EXERCISE DESCRIPTION:
Select each line where the word "leagues" appears.

GIVEN RECORDS:
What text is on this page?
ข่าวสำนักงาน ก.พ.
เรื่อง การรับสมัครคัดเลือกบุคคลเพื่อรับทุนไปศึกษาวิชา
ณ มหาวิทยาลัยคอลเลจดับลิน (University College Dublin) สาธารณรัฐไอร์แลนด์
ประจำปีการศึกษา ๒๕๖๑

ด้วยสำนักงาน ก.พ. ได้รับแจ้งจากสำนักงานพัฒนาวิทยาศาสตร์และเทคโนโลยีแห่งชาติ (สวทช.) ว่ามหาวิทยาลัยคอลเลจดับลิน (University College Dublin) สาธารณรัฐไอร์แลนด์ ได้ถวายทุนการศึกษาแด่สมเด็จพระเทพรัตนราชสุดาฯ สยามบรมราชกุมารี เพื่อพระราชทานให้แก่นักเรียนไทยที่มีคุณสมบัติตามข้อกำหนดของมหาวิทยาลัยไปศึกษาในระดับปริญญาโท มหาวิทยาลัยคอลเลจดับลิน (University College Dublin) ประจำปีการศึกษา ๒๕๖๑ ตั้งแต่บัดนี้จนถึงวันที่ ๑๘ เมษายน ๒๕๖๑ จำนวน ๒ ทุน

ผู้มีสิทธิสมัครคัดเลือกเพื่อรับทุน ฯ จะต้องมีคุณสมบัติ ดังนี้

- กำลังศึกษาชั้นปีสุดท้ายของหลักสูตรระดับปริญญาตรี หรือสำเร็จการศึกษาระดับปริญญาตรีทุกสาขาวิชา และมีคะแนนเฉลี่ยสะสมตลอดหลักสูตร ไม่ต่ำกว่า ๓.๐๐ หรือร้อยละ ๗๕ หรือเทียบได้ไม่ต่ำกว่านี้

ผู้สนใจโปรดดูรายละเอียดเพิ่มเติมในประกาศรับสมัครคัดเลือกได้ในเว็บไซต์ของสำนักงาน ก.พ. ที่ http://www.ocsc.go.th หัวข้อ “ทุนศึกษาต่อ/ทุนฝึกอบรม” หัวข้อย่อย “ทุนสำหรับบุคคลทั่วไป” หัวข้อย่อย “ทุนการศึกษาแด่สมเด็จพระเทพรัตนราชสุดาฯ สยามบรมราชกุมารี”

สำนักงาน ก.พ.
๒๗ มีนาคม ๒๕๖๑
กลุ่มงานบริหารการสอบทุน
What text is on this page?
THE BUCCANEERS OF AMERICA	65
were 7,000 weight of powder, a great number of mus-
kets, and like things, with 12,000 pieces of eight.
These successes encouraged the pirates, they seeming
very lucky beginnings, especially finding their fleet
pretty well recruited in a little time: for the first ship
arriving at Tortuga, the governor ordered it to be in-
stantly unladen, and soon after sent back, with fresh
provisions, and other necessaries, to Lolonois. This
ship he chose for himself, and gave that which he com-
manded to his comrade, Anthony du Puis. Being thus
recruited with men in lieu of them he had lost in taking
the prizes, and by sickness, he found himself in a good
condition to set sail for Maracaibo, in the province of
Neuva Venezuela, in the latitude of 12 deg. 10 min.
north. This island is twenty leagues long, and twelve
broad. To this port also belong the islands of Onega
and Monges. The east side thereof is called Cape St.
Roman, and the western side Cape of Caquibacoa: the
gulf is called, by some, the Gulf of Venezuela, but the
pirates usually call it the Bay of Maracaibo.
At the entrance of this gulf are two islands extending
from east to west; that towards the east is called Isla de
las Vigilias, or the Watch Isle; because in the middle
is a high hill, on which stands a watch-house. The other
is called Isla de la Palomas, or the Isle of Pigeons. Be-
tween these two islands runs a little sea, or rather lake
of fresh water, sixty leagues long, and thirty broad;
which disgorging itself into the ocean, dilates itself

SOLVED PROBLEM:
north. This island is twenty leagues long, and twelve
of fresh water, sixty leagues long, and thirty broad;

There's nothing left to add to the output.